[Stored data entries]

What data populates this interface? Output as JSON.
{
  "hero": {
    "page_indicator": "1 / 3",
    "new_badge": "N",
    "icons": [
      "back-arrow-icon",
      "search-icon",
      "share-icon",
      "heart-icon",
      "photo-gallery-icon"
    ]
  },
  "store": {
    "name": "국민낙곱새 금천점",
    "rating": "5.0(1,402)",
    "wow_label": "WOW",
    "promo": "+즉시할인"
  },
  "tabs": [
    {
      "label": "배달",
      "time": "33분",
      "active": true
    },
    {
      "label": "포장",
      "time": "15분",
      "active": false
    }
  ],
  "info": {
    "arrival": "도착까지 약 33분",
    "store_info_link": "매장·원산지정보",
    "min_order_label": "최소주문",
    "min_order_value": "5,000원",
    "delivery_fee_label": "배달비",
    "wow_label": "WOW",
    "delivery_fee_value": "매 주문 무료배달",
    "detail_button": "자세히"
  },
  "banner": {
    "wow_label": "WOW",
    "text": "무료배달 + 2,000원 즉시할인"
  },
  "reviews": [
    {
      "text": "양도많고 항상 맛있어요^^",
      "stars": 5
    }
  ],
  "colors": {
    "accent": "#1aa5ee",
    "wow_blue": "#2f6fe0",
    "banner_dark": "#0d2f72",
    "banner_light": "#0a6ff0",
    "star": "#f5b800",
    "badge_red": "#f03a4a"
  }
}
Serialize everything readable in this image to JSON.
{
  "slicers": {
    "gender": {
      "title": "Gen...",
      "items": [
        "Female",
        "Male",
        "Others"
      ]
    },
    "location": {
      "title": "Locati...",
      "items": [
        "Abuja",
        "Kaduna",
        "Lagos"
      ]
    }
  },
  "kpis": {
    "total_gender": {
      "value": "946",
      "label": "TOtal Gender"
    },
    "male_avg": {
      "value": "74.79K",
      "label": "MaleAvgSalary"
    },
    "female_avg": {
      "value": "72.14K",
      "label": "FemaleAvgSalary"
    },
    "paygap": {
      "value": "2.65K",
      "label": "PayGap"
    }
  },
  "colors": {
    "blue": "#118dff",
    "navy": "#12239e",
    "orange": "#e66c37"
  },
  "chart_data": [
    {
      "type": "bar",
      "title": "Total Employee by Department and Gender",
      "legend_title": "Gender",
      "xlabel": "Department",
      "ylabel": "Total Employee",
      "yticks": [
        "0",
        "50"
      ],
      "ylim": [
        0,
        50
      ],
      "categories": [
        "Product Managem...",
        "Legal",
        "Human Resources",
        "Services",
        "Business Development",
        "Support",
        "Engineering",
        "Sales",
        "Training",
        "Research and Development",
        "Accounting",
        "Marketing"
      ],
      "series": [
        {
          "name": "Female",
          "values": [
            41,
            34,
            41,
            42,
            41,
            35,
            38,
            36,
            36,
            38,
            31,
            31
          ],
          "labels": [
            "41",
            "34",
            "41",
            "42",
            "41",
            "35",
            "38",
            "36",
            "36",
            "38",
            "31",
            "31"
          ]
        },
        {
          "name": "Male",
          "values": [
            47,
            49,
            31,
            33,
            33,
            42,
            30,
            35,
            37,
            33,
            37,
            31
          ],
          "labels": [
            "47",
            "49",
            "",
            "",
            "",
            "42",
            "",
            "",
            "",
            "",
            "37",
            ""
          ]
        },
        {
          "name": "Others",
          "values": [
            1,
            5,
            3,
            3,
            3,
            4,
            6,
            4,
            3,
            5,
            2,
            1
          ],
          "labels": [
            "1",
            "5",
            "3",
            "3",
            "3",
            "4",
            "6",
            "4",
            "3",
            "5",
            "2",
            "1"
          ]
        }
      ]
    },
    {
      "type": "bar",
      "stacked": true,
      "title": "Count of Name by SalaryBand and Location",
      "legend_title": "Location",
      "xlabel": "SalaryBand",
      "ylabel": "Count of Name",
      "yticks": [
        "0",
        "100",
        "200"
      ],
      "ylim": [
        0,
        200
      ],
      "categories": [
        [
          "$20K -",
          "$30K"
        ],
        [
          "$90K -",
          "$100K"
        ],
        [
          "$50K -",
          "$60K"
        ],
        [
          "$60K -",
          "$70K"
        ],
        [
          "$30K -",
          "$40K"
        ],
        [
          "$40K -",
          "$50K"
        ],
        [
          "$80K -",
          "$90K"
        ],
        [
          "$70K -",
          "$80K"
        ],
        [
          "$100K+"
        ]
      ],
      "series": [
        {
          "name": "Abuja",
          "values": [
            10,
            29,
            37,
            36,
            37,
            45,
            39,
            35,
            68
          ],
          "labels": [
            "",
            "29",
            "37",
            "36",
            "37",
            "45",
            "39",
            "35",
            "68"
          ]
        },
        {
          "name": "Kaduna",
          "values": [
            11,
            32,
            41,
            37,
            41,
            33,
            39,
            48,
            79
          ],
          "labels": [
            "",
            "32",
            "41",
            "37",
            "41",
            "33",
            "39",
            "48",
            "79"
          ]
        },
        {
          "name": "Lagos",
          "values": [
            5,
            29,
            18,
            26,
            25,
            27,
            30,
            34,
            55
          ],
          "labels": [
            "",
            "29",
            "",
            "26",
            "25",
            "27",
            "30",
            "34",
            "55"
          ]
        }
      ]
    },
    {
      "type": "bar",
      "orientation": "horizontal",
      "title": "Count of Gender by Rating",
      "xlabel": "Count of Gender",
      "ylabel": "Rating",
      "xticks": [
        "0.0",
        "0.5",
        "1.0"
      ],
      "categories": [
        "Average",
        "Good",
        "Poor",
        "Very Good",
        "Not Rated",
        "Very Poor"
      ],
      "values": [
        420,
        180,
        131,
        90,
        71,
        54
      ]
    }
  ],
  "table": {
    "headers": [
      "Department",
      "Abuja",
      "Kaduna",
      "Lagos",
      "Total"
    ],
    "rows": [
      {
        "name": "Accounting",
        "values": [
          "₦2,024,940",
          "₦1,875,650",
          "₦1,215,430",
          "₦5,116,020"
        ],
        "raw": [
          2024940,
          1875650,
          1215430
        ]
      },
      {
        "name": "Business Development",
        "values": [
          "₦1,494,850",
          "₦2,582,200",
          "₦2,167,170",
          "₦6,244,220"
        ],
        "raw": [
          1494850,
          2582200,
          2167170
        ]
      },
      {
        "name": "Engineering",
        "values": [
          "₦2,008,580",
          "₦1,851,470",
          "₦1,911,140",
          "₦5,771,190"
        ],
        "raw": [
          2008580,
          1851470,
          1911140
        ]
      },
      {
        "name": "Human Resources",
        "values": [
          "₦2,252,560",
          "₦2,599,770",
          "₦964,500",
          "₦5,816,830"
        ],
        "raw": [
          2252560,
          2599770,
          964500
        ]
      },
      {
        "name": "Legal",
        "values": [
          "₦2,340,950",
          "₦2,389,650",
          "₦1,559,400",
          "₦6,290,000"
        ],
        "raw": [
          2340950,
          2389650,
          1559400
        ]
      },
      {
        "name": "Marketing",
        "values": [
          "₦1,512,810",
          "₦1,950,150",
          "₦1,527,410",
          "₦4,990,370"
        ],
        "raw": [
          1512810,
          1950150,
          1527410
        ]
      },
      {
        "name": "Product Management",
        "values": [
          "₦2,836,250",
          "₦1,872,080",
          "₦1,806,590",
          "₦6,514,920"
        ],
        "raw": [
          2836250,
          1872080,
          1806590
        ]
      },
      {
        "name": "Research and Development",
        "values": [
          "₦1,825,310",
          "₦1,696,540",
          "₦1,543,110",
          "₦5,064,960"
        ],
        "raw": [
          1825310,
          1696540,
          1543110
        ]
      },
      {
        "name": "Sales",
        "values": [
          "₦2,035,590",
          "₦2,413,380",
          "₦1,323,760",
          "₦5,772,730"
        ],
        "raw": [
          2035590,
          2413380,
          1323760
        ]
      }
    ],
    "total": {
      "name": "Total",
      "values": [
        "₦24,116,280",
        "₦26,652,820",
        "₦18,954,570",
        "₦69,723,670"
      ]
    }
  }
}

» Problem to solve:
Extract every line that has the string "Product" in it.

» In response:
        "Product Managem...",
        "name": "Product Management",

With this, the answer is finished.